═══ Extracted records

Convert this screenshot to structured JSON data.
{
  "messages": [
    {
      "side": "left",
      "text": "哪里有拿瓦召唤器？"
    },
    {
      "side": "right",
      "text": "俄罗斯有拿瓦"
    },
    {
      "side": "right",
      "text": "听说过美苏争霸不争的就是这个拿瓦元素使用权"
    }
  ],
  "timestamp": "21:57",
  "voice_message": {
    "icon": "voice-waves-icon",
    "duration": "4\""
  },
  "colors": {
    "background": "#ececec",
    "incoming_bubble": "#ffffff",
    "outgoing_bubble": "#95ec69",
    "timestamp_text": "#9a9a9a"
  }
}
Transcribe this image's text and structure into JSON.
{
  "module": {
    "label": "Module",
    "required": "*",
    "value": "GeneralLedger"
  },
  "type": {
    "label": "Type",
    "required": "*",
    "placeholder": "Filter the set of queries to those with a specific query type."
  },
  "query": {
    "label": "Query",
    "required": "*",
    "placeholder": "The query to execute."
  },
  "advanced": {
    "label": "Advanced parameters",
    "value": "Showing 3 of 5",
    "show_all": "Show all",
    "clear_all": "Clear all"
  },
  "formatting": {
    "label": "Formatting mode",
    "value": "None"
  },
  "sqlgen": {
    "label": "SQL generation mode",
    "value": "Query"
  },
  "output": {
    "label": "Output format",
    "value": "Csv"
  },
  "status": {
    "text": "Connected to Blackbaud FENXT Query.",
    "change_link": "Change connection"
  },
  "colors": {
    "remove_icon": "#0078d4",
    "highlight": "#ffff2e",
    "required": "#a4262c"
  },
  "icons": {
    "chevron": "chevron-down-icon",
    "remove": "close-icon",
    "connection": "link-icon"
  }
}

══════

# [Given exercise]
Exactly and only the lines from the one containing "Transcribe this image's" through the end of the material are to be reproduced, both ends included.

# [Correct answer]
Transcribe this image's text and structure into JSON.
{
  "module": {
    "label": "Module",
    "required": "*",
    "value": "GeneralLedger"
  },
  "type": {
    "label": "Type",
    "required": "*",
    "placeholder": "Filter the set of queries to those with a specific query type."
  },
  "query": {
    "label": "Query",
    "required": "*",
    "placeholder": "The query to execute."
  },
  "advanced": {
    "label": "Advanced parameters",
    "value": "Showing 3 of 5",
    "show_all": "Show all",
    "clear_all": "Clear all"
  },
  "formatting": {
    "label": "Formatting mode",
    "value": "None"
  },
  "sqlgen": {
    "label": "SQL generation mode",
    "value": "Query"
  },
  "output": {
    "label": "Output format",
    "value": "Csv"
  },
  "status": {
    "text": "Connected to Blackbaud FENXT Query.",
    "change_link": "Change connection"
  },
  "colors": {
    "remove_icon": "#0078d4",
    "highlight": "#ffff2e",
    "required": "#a4262c"
  },
  "icons": {
    "chevron": "chevron-down-icon",
    "remove": "close-icon",
    "connection": "link-icon"
  }
}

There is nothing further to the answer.